Task description
Copy each line below that includes "Export".

+++ Exercise inputs

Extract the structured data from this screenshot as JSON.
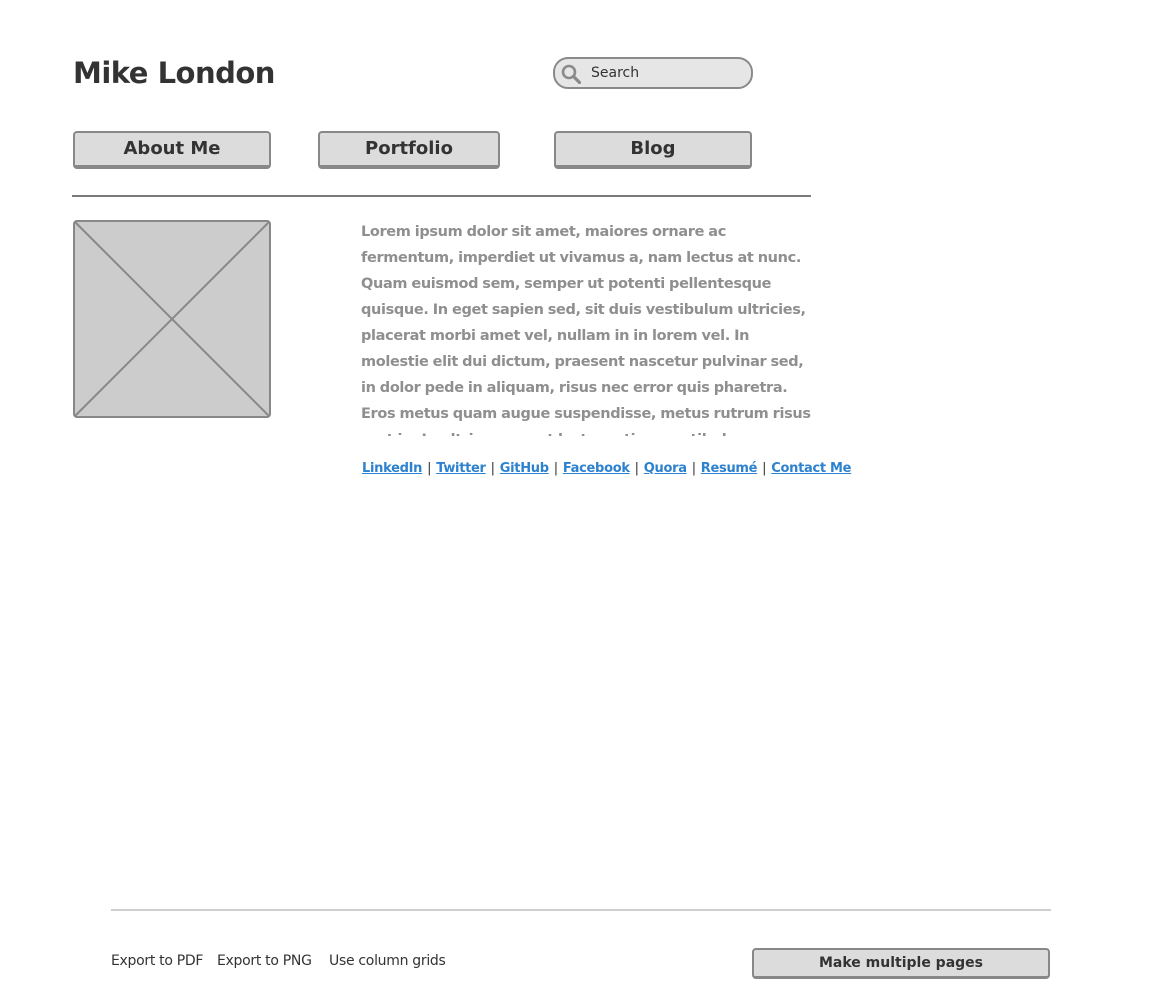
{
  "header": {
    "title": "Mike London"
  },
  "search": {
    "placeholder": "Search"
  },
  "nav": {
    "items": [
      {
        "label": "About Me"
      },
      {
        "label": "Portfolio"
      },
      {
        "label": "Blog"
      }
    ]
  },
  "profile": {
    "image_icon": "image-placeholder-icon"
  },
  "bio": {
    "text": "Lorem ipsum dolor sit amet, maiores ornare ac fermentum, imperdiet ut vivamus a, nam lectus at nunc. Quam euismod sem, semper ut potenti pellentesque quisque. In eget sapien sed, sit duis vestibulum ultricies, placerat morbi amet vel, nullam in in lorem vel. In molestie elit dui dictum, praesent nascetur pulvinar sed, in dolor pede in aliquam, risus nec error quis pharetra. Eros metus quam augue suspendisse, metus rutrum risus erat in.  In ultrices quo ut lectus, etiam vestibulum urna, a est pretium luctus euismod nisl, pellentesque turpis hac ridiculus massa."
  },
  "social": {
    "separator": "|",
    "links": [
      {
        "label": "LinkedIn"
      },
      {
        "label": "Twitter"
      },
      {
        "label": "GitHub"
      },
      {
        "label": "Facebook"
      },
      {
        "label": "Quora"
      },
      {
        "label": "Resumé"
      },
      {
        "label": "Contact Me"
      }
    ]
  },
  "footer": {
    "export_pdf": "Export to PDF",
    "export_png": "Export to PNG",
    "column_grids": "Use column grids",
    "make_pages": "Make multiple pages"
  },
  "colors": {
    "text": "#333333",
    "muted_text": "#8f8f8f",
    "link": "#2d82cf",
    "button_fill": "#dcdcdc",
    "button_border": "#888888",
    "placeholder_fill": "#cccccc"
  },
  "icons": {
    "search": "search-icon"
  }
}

++++++

Answer for this exercise
    "export_pdf": "Export to PDF",
    "export_png": "Export to PNG",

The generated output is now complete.